» Written problem
Print the entries below word for word; the pictures stay out of your copy.
┌────────
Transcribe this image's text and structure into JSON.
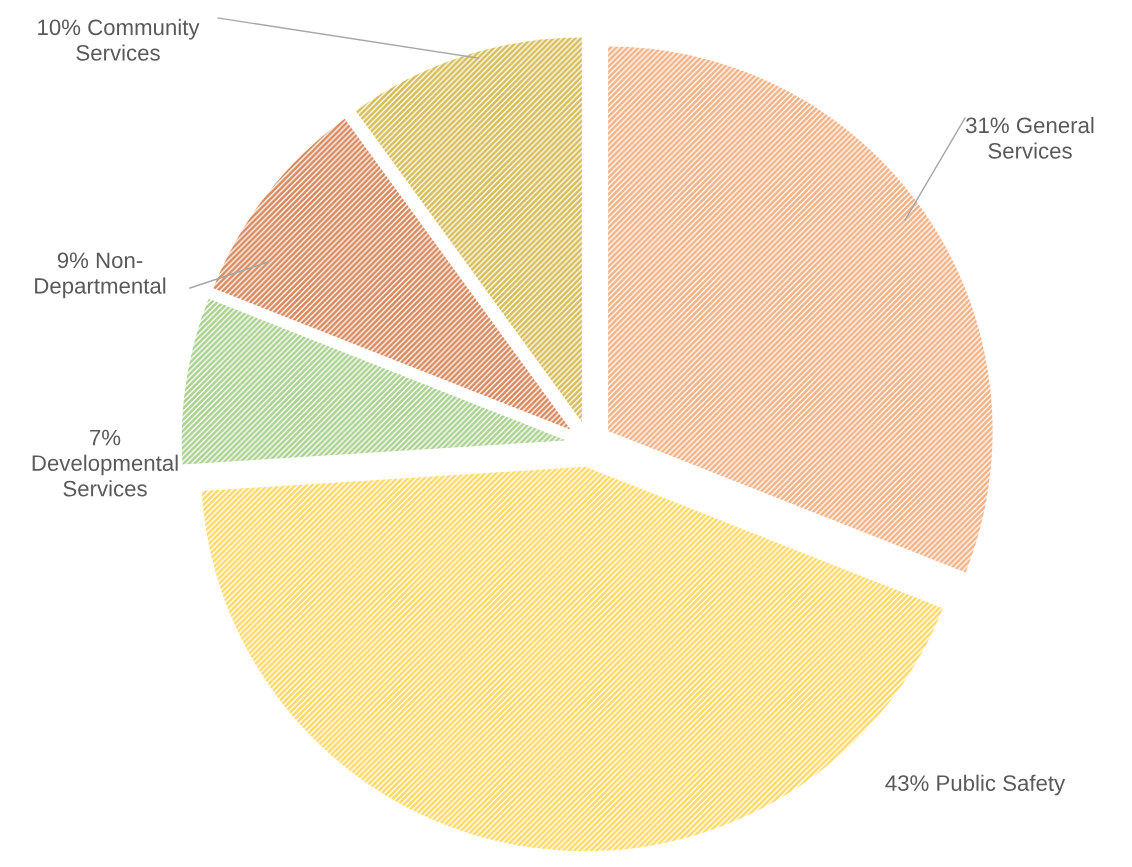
{
  "chart_data": {
    "type": "pie",
    "categories": [
      "General Services",
      "Public Safety",
      "Developmental Services",
      "Non-Departmental",
      "Community Services"
    ],
    "values": [
      31,
      43,
      7,
      9,
      10
    ],
    "value_labels": [
      "31%",
      "43%",
      "7%",
      "9%",
      "10%"
    ],
    "colors": [
      "#f4b183",
      "#ffd966",
      "#a9d18e",
      "#d9875a",
      "#d6bc55"
    ],
    "legend": false
  }
}
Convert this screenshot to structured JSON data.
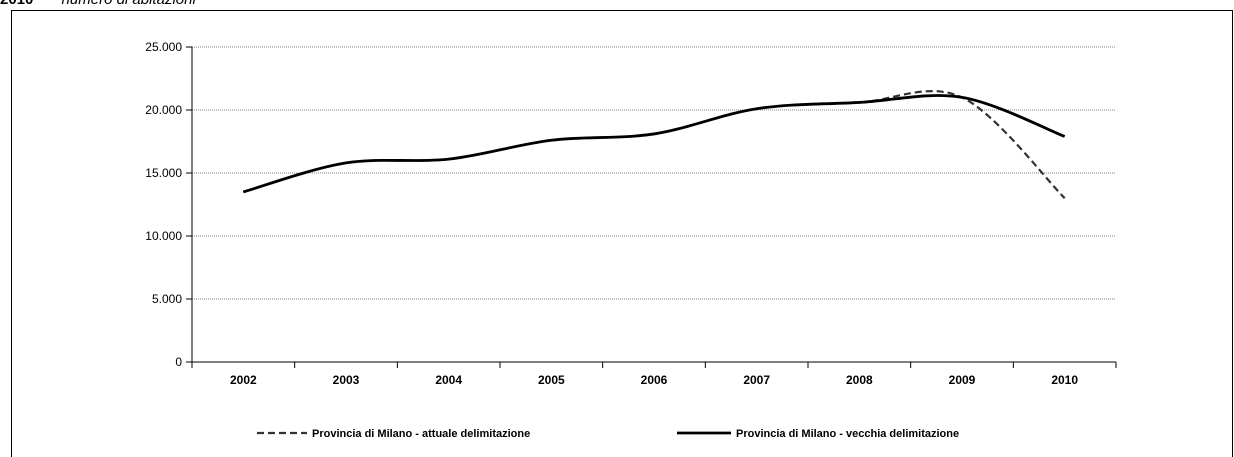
{
  "caption": {
    "year": "2010",
    "unit": "numero di abitazioni"
  },
  "chart_data": {
    "type": "line",
    "title": "",
    "xlabel": "",
    "ylabel": "",
    "categories": [
      "2002",
      "2003",
      "2004",
      "2005",
      "2006",
      "2007",
      "2008",
      "2009",
      "2010"
    ],
    "ylim": [
      0,
      25000
    ],
    "y_ticks": [
      0,
      5000,
      10000,
      15000,
      20000,
      25000
    ],
    "y_tick_labels": [
      "0",
      "5.000",
      "10.000",
      "15.000",
      "20.000",
      "25.000"
    ],
    "grid": true,
    "legend_position": "bottom",
    "series": [
      {
        "name": "Provincia di Milano - attuale delimitazione",
        "style": "dashed",
        "color": "#333333",
        "values": [
          13500,
          15800,
          16100,
          17600,
          18100,
          20100,
          20600,
          21000,
          13000
        ]
      },
      {
        "name": "Provincia di Milano - vecchia delimitazione",
        "style": "solid",
        "color": "#000000",
        "values": [
          13500,
          15800,
          16100,
          17600,
          18100,
          20100,
          20600,
          21000,
          17900
        ]
      }
    ]
  }
}
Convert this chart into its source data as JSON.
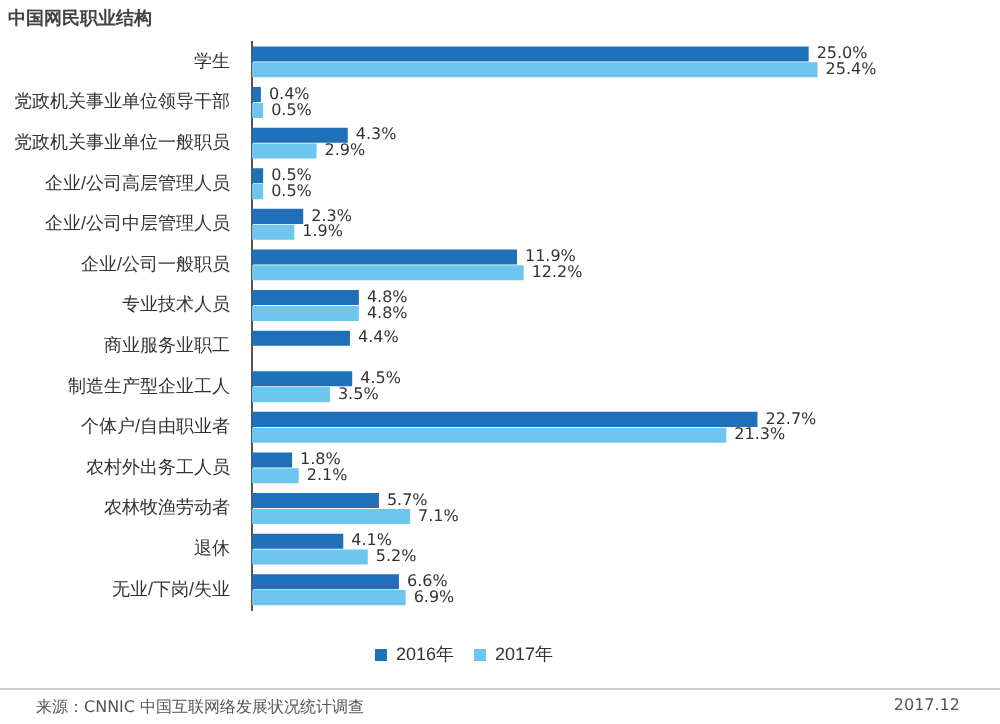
{
  "chart_data": {
    "type": "bar",
    "orientation": "horizontal",
    "title": "中国网民职业结构",
    "categories": [
      "学生",
      "党政机关事业单位领导干部",
      "党政机关事业单位一般职员",
      "企业/公司高层管理人员",
      "企业/公司中层管理人员",
      "企业/公司一般职员",
      "专业技术人员",
      "商业服务业职工",
      "制造生产型企业工人",
      "个体户/自由职业者",
      "农村外出务工人员",
      "农林牧渔劳动者",
      "退休",
      "无业/下岗/失业"
    ],
    "series": [
      {
        "name": "2016年",
        "color": "#1f70b8",
        "values": [
          25.0,
          0.4,
          4.3,
          0.5,
          2.3,
          11.9,
          4.8,
          4.4,
          4.5,
          22.7,
          1.8,
          5.7,
          4.1,
          6.6
        ],
        "value_labels": [
          "25.0%",
          "0.4%",
          "4.3%",
          "0.5%",
          "2.3%",
          "11.9%",
          "4.8%",
          "4.4%",
          "4.5%",
          "22.7%",
          "1.8%",
          "5.7%",
          "4.1%",
          "6.6%"
        ]
      },
      {
        "name": "2017年",
        "color": "#6ec6ee",
        "values": [
          25.4,
          0.5,
          2.9,
          0.5,
          1.9,
          12.2,
          4.8,
          null,
          3.5,
          21.3,
          2.1,
          7.1,
          5.2,
          6.9
        ],
        "value_labels": [
          "25.4%",
          "0.5%",
          "2.9%",
          "0.5%",
          "1.9%",
          "12.2%",
          "4.8%",
          null,
          "3.5%",
          "21.3%",
          "2.1%",
          "7.1%",
          "5.2%",
          "6.9%"
        ]
      }
    ],
    "legend": "bottom",
    "grid": false,
    "annotations": [
      "来源：CNNIC 中国互联网络发展状况统计调查",
      "2017.12"
    ]
  }
}
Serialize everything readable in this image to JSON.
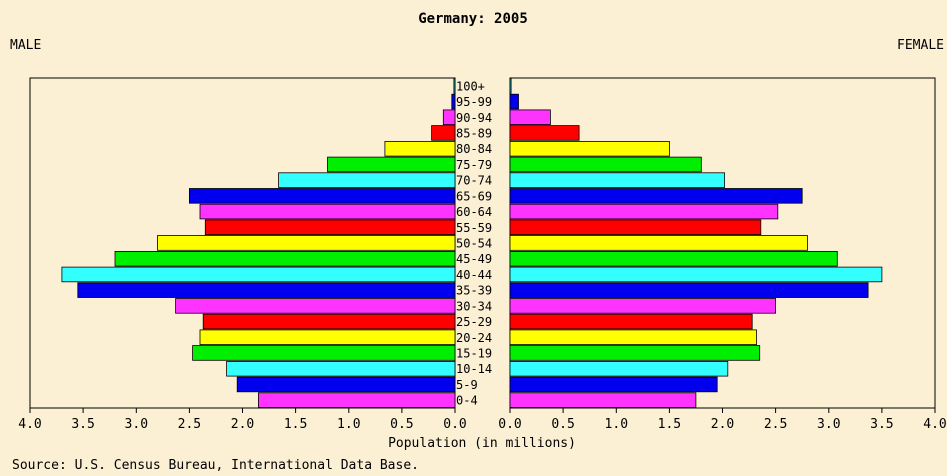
{
  "chart_data": {
    "type": "bar",
    "title": "Germany: 2005",
    "left_label": "MALE",
    "right_label": "FEMALE",
    "xlabel": "Population (in millions)",
    "source": "Source: U.S. Census Bureau, International Data Base.",
    "xlim": [
      0,
      4
    ],
    "x_ticks": [
      "4.0",
      "3.5",
      "3.0",
      "2.5",
      "2.0",
      "1.5",
      "1.0",
      "0.5",
      "0.0",
      "0.0",
      "0.5",
      "1.0",
      "1.5",
      "2.0",
      "2.5",
      "3.0",
      "3.5",
      "4.0"
    ],
    "categories": [
      "0-4",
      "5-9",
      "10-14",
      "15-19",
      "20-24",
      "25-29",
      "30-34",
      "35-39",
      "40-44",
      "45-49",
      "50-54",
      "55-59",
      "60-64",
      "65-69",
      "70-74",
      "75-79",
      "80-84",
      "85-89",
      "90-94",
      "95-99",
      "100+"
    ],
    "colors": [
      "#FF33FF",
      "#0000EE",
      "#33FFFF",
      "#00EE00",
      "#FFFF00",
      "#FF0000",
      "#FF33FF",
      "#0000EE",
      "#33FFFF",
      "#00EE00",
      "#FFFF00",
      "#FF0000",
      "#FF33FF",
      "#0000EE",
      "#33FFFF",
      "#00EE00",
      "#FFFF00",
      "#FF0000",
      "#FF33FF",
      "#0000EE",
      "#33FFFF"
    ],
    "series": [
      {
        "name": "MALE",
        "values": [
          1.85,
          2.05,
          2.15,
          2.47,
          2.4,
          2.37,
          2.63,
          3.55,
          3.7,
          3.2,
          2.8,
          2.35,
          2.4,
          2.5,
          1.66,
          1.2,
          0.66,
          0.22,
          0.11,
          0.03,
          0.01
        ]
      },
      {
        "name": "FEMALE",
        "values": [
          1.75,
          1.95,
          2.05,
          2.35,
          2.32,
          2.28,
          2.5,
          3.37,
          3.5,
          3.08,
          2.8,
          2.36,
          2.52,
          2.75,
          2.02,
          1.8,
          1.5,
          0.65,
          0.38,
          0.08,
          0.01
        ]
      }
    ]
  }
}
└────────
» Answer to the task
Transcribe this image's text and structure into JSON.
{
  "chart_data": {
    "type": "pie",
    "categories": [
      "General Services",
      "Public Safety",
      "Developmental Services",
      "Non-Departmental",
      "Community Services"
    ],
    "values": [
      31,
      43,
      7,
      9,
      10
    ],
    "value_labels": [
      "31%",
      "43%",
      "7%",
      "9%",
      "10%"
    ],
    "colors": [
      "#f4b183",
      "#ffd966",
      "#a9d18e",
      "#d9875a",
      "#d6bc55"
    ],
    "legend": false
  }
}
Convert this screenshot to structured JSON data.
{
  "caption": {
    "year": "2010",
    "unit": "numero di abitazioni"
  },
  "chart_data": {
    "type": "line",
    "title": "",
    "xlabel": "",
    "ylabel": "",
    "categories": [
      "2002",
      "2003",
      "2004",
      "2005",
      "2006",
      "2007",
      "2008",
      "2009",
      "2010"
    ],
    "ylim": [
      0,
      25000
    ],
    "y_ticks": [
      0,
      5000,
      10000,
      15000,
      20000,
      25000
    ],
    "y_tick_labels": [
      "0",
      "5.000",
      "10.000",
      "15.000",
      "20.000",
      "25.000"
    ],
    "grid": true,
    "legend_position": "bottom",
    "series": [
      {
        "name": "Provincia di Milano - attuale delimitazione",
        "style": "dashed",
        "color": "#333333",
        "values": [
          13500,
          15800,
          16100,
          17600,
          18100,
          20100,
          20600,
          21000,
          13000
        ]
      },
      {
        "name": "Provincia di Milano - vecchia delimitazione",
        "style": "solid",
        "color": "#000000",
        "values": [
          13500,
          15800,
          16100,
          17600,
          18100,
          20100,
          20600,
          21000,
          17900
        ]
      }
    ]
  }
}
Convert this chart into its source data as JSON.
{
  "chart_data": {
    "type": "bar",
    "orientation": "horizontal",
    "title": "中国网民职业结构",
    "categories": [
      "学生",
      "党政机关事业单位领导干部",
      "党政机关事业单位一般职员",
      "企业/公司高层管理人员",
      "企业/公司中层管理人员",
      "企业/公司一般职员",
      "专业技术人员",
      "商业服务业职工",
      "制造生产型企业工人",
      "个体户/自由职业者",
      "农村外出务工人员",
      "农林牧渔劳动者",
      "退休",
      "无业/下岗/失业"
    ],
    "series": [
      {
        "name": "2016年",
        "color": "#1f70b8",
        "values": [
          25.0,
          0.4,
          4.3,
          0.5,
          2.3,
          11.9,
          4.8,
          4.4,
          4.5,
          22.7,
          1.8,
          5.7,
          4.1,
          6.6
        ],
        "value_labels": [
          "25.0%",
          "0.4%",
          "4.3%",
          "0.5%",
          "2.3%",
          "11.9%",
          "4.8%",
          "4.4%",
          "4.5%",
          "22.7%",
          "1.8%",
          "5.7%",
          "4.1%",
          "6.6%"
        ]
      },
      {
        "name": "2017年",
        "color": "#6ec6ee",
        "values": [
          25.4,
          0.5,
          2.9,
          0.5,
          1.9,
          12.2,
          4.8,
          null,
          3.5,
          21.3,
          2.1,
          7.1,
          5.2,
          6.9
        ],
        "value_labels": [
          "25.4%",
          "0.5%",
          "2.9%",
          "0.5%",
          "1.9%",
          "12.2%",
          "4.8%",
          null,
          "3.5%",
          "21.3%",
          "2.1%",
          "7.1%",
          "5.2%",
          "6.9%"
        ]
      }
    ],
    "legend": "bottom",
    "grid": false,
    "annotations": [
      "来源：CNNIC 中国互联网络发展状况统计调查",
      "2017.12"
    ]
  }
}
Serialize everything readable in this image to JSON.
{
  "chart_data": {
    "type": "bar",
    "title": "Germany: 2005",
    "left_label": "MALE",
    "right_label": "FEMALE",
    "xlabel": "Population (in millions)",
    "source": "Source: U.S. Census Bureau, International Data Base.",
    "xlim": [
      0,
      4
    ],
    "x_ticks": [
      "4.0",
      "3.5",
      "3.0",
      "2.5",
      "2.0",
      "1.5",
      "1.0",
      "0.5",
      "0.0",
      "0.0",
      "0.5",
      "1.0",
      "1.5",
      "2.0",
      "2.5",
      "3.0",
      "3.5",
      "4.0"
    ],
    "categories": [
      "0-4",
      "5-9",
      "10-14",
      "15-19",
      "20-24",
      "25-29",
      "30-34",
      "35-39",
      "40-44",
      "45-49",
      "50-54",
      "55-59",
      "60-64",
      "65-69",
      "70-74",
      "75-79",
      "80-84",
      "85-89",
      "90-94",
      "95-99",
      "100+"
    ],
    "colors": [
      "#FF33FF",
      "#0000EE",
      "#33FFFF",
      "#00EE00",
      "#FFFF00",
      "#FF0000",
      "#FF33FF",
      "#0000EE",
      "#33FFFF",
      "#00EE00",
      "#FFFF00",
      "#FF0000",
      "#FF33FF",
      "#0000EE",
      "#33FFFF",
      "#00EE00",
      "#FFFF00",
      "#FF0000",
      "#FF33FF",
      "#0000EE",
      "#33FFFF"
    ],
    "series": [
      {
        "name": "MALE",
        "values": [
          1.85,
          2.05,
          2.15,
          2.47,
          2.4,
          2.37,
          2.63,
          3.55,
          3.7,
          3.2,
          2.8,
          2.35,
          2.4,
          2.5,
          1.66,
          1.2,
          0.66,
          0.22,
          0.11,
          0.03,
          0.01
        ]
      },
      {
        "name": "FEMALE",
        "values": [
          1.75,
          1.95,
          2.05,
          2.35,
          2.32,
          2.28,
          2.5,
          3.37,
          3.5,
          3.08,
          2.8,
          2.36,
          2.52,
          2.75,
          2.02,
          1.8,
          1.5,
          0.65,
          0.38,
          0.08,
          0.01
        ]
      }
    ]
  }
}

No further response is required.